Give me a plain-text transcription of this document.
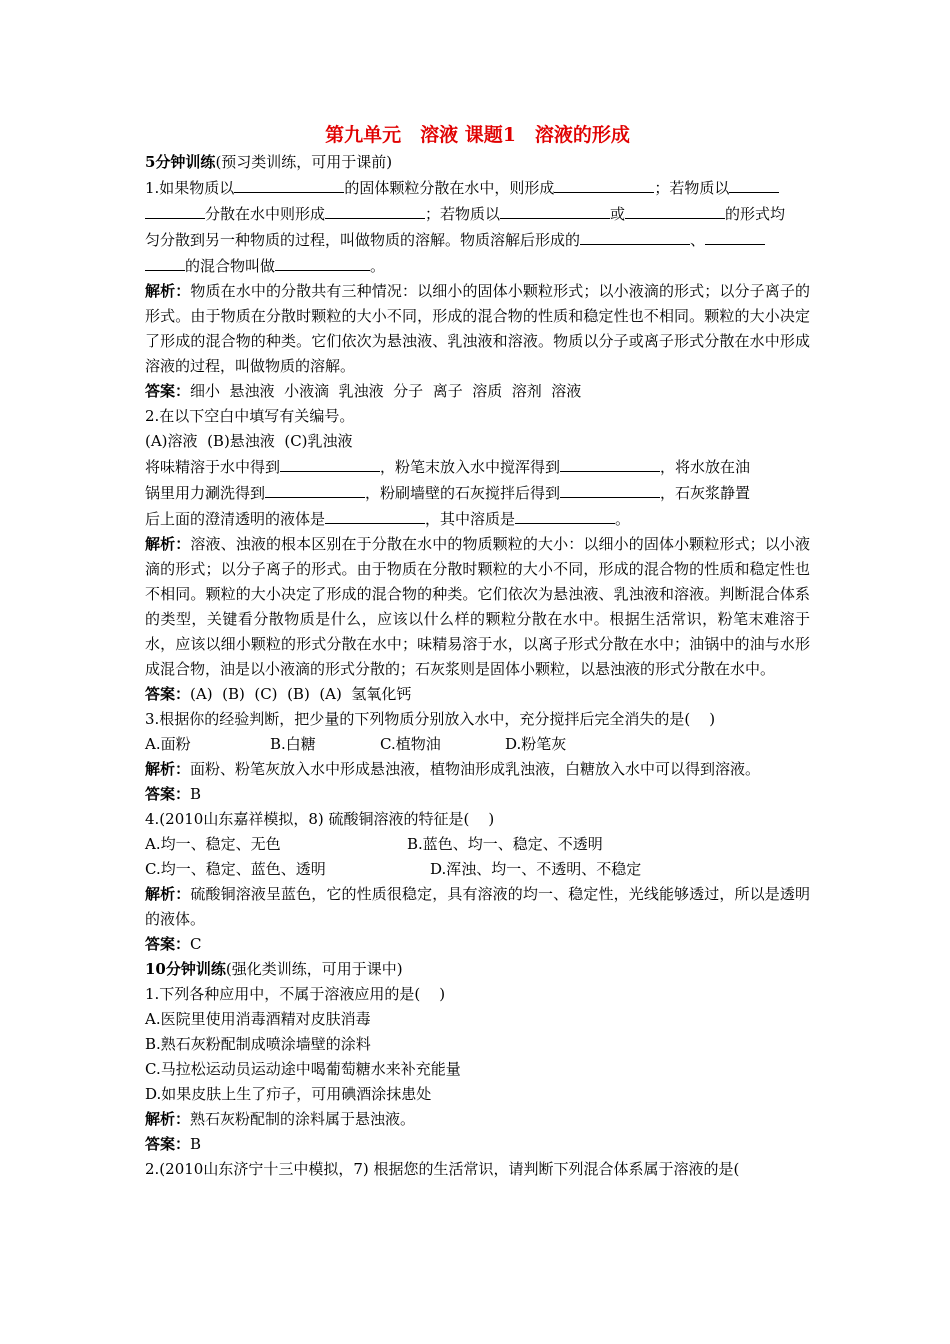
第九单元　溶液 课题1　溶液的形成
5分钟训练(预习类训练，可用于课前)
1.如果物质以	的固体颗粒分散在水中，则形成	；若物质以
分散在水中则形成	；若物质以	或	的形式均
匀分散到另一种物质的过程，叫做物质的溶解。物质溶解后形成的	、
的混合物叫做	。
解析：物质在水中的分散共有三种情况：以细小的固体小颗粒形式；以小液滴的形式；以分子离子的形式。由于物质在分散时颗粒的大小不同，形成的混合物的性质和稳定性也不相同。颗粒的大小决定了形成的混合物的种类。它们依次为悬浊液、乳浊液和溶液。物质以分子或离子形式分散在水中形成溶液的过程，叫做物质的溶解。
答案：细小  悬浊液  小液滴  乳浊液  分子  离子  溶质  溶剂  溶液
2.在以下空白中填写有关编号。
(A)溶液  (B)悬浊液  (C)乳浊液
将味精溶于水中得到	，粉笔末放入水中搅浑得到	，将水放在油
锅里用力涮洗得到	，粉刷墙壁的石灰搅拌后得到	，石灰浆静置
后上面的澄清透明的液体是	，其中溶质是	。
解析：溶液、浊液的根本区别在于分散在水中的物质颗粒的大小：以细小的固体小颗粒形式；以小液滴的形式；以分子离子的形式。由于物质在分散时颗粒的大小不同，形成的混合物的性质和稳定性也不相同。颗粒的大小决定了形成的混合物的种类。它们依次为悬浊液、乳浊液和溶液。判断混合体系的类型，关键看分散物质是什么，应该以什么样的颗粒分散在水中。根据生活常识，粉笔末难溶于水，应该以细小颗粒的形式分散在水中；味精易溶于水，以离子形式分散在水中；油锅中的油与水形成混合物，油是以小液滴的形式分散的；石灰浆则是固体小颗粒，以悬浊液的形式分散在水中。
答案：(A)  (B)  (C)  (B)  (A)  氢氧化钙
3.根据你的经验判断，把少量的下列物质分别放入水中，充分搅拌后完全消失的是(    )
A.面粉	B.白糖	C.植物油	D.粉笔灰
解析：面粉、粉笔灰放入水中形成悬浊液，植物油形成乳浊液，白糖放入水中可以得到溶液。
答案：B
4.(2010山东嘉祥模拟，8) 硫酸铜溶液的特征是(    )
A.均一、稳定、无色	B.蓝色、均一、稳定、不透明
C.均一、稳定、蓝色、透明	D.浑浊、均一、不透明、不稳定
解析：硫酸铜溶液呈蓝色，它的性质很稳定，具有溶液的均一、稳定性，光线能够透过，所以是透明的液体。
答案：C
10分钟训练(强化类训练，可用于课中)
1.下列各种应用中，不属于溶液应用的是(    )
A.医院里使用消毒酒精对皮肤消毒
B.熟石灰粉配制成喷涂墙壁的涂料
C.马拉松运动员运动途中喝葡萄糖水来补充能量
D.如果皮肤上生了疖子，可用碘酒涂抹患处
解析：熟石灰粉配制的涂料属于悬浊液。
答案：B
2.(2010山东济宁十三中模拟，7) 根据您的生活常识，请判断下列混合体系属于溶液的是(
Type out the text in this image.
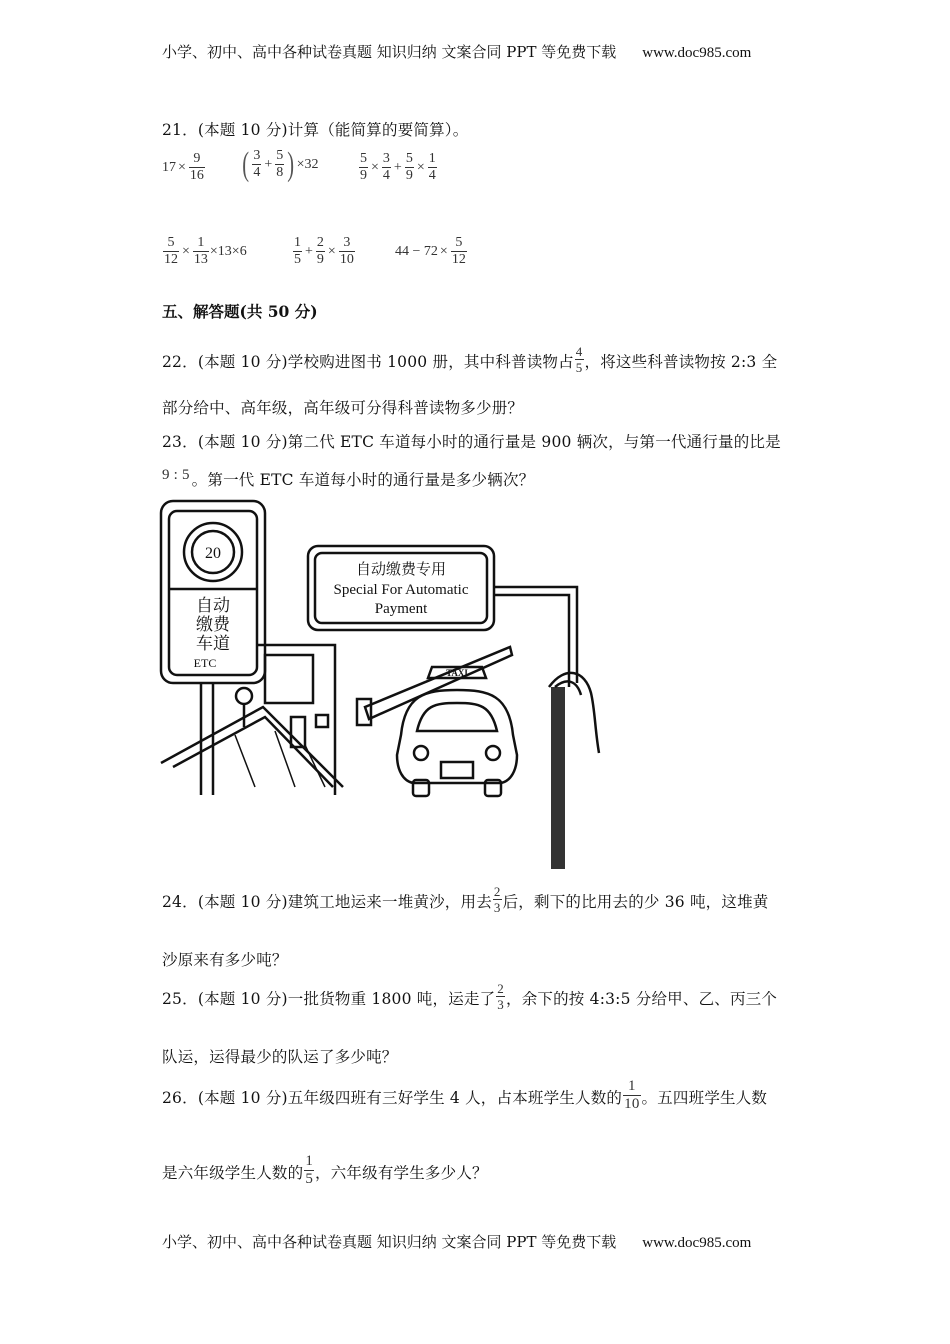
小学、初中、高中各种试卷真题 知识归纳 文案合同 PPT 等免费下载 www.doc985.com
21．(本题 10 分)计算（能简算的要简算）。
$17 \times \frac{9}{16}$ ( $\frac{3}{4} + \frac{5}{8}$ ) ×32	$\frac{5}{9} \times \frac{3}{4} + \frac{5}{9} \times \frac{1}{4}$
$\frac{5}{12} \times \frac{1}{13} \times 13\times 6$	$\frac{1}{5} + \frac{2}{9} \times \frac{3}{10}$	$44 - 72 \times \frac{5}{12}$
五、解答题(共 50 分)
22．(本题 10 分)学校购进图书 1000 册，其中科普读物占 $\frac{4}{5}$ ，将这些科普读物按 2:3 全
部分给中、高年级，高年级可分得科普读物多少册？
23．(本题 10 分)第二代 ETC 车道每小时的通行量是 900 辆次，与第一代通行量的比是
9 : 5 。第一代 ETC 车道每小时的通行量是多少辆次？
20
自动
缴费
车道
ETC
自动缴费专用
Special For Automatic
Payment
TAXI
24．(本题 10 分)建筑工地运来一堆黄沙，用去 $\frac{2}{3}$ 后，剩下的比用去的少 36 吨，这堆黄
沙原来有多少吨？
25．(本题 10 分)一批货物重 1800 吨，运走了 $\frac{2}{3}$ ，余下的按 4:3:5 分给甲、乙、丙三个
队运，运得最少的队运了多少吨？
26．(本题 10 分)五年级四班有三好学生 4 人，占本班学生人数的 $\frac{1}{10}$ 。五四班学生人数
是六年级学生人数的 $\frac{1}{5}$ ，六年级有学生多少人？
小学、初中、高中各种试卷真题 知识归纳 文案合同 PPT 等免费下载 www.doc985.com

· · · · ·

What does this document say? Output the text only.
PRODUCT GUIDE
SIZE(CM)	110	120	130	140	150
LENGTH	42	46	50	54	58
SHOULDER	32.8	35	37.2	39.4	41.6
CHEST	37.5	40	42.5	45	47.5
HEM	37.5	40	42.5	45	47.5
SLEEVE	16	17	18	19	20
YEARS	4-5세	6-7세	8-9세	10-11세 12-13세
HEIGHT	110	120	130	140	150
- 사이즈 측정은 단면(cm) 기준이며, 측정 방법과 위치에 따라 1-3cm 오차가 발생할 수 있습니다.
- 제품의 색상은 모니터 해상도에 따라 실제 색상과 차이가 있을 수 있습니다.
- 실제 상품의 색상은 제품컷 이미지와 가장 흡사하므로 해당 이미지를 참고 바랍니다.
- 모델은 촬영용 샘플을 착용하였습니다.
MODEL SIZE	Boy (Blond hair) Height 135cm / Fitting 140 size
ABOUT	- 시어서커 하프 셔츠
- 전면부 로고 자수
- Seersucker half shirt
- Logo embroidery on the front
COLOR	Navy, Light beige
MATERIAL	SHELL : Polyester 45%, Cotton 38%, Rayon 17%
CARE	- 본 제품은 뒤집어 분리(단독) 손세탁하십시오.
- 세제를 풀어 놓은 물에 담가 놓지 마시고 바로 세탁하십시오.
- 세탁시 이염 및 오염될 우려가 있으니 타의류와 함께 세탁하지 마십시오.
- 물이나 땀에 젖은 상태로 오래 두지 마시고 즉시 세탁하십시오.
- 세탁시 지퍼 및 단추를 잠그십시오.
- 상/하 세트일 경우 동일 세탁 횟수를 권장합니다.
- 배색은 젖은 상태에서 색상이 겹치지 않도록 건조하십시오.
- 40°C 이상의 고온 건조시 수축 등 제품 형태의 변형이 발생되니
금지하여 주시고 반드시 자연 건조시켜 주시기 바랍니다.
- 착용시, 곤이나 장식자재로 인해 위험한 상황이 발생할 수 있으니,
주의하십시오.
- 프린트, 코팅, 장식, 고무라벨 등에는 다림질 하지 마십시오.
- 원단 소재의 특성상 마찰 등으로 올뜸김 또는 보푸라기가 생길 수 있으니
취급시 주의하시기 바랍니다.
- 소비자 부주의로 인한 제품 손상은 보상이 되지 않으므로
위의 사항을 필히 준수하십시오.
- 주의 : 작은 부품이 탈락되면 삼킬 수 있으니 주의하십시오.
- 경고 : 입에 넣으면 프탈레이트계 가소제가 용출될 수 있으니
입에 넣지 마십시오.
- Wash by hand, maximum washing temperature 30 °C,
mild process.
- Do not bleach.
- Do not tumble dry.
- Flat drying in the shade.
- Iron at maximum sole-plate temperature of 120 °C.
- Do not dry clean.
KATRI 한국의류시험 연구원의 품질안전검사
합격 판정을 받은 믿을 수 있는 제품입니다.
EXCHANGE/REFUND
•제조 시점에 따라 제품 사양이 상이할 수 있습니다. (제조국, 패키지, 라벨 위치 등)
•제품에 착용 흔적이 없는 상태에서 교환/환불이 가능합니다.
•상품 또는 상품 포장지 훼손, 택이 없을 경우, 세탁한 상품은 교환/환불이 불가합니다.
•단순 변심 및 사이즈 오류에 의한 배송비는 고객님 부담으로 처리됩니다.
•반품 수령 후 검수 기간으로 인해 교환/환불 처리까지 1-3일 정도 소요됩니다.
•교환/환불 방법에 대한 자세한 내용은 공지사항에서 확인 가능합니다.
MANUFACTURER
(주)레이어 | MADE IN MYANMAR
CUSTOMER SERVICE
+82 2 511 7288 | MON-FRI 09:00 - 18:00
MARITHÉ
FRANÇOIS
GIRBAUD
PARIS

· · · · ·

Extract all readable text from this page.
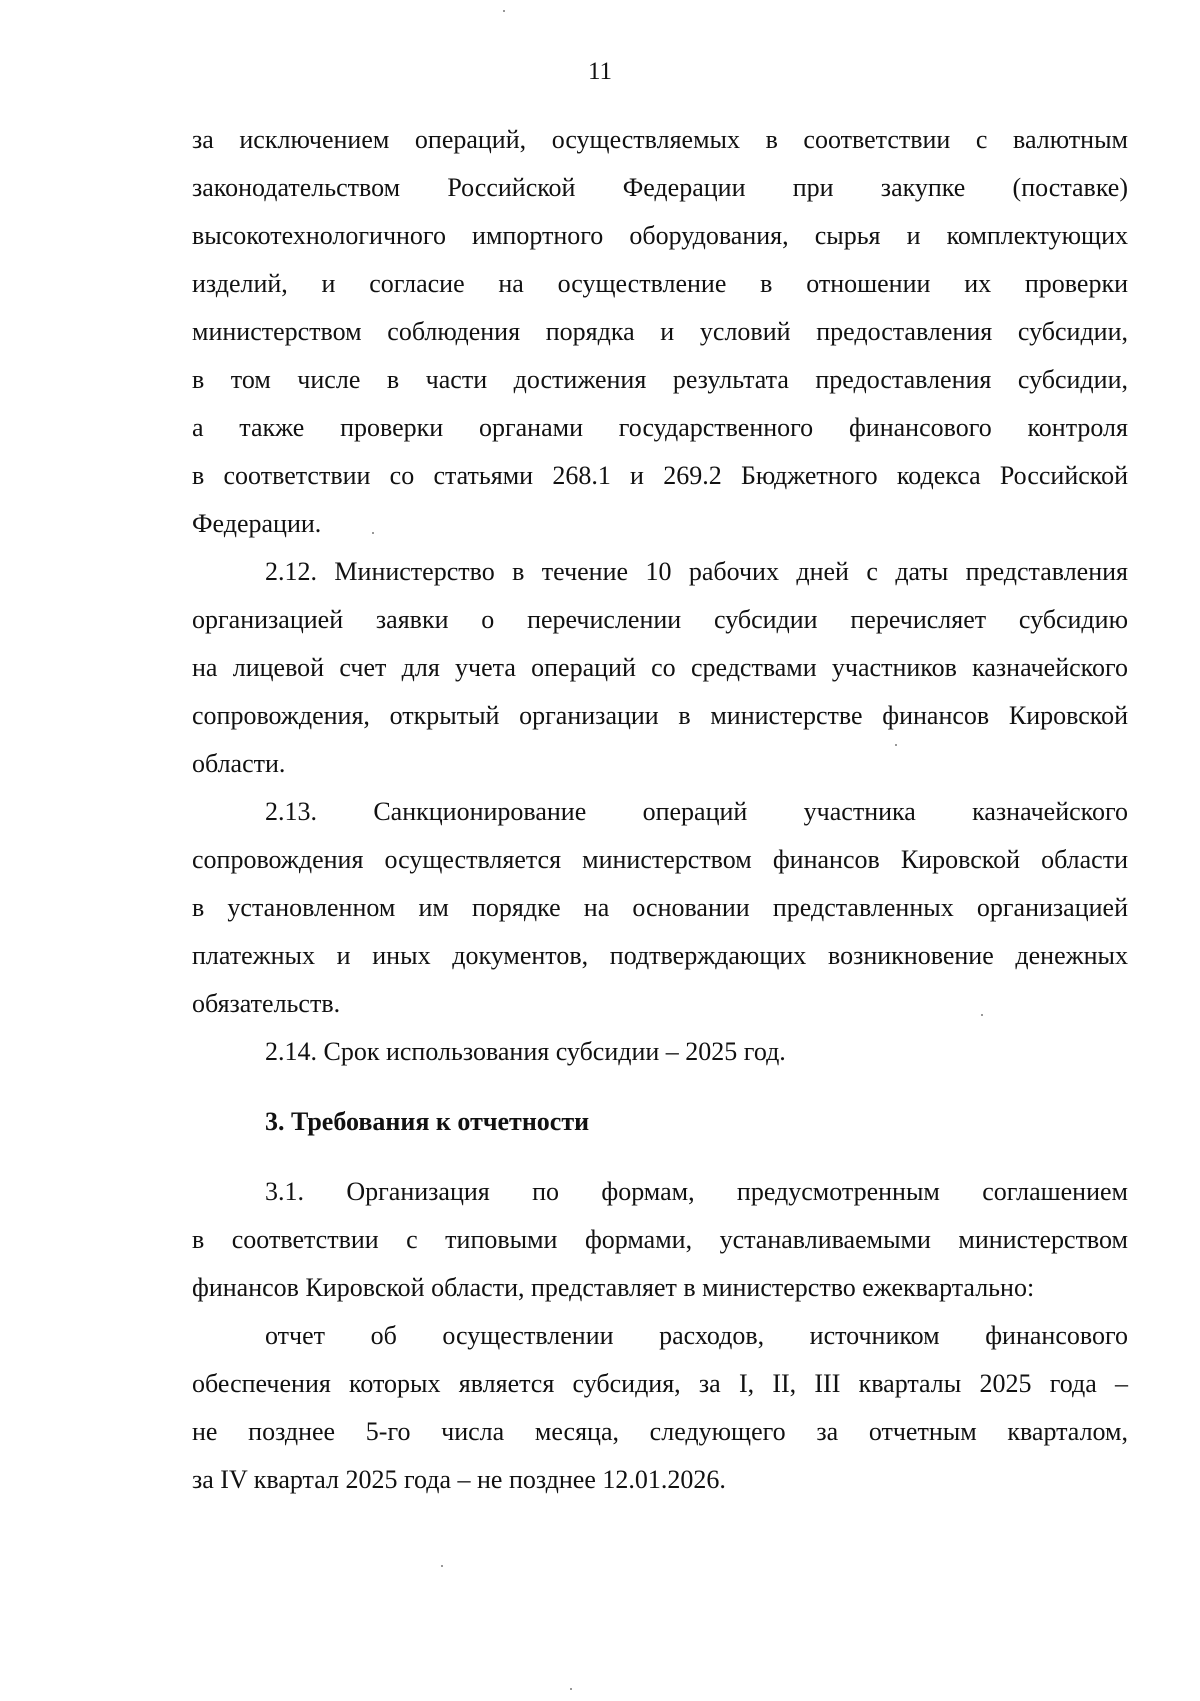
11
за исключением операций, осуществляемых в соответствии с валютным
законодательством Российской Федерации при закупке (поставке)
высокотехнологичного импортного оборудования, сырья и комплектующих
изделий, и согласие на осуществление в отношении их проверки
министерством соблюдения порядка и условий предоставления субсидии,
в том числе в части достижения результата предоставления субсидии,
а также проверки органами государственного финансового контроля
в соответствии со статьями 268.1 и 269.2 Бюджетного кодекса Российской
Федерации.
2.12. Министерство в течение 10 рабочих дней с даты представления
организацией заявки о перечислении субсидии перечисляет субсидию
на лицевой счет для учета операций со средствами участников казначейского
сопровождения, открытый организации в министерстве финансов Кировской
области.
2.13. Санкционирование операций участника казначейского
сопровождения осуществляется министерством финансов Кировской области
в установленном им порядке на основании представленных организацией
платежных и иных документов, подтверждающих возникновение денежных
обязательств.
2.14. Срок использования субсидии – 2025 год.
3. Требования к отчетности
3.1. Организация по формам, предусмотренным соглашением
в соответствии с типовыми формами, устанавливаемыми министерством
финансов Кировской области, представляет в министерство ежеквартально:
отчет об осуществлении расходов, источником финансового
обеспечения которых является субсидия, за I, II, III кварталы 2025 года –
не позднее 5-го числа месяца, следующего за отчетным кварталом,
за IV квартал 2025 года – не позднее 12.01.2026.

· · · · ·

- Your task -
How many of the lines above include the word "temperature"? Respond with the number alone.

- Full output -
2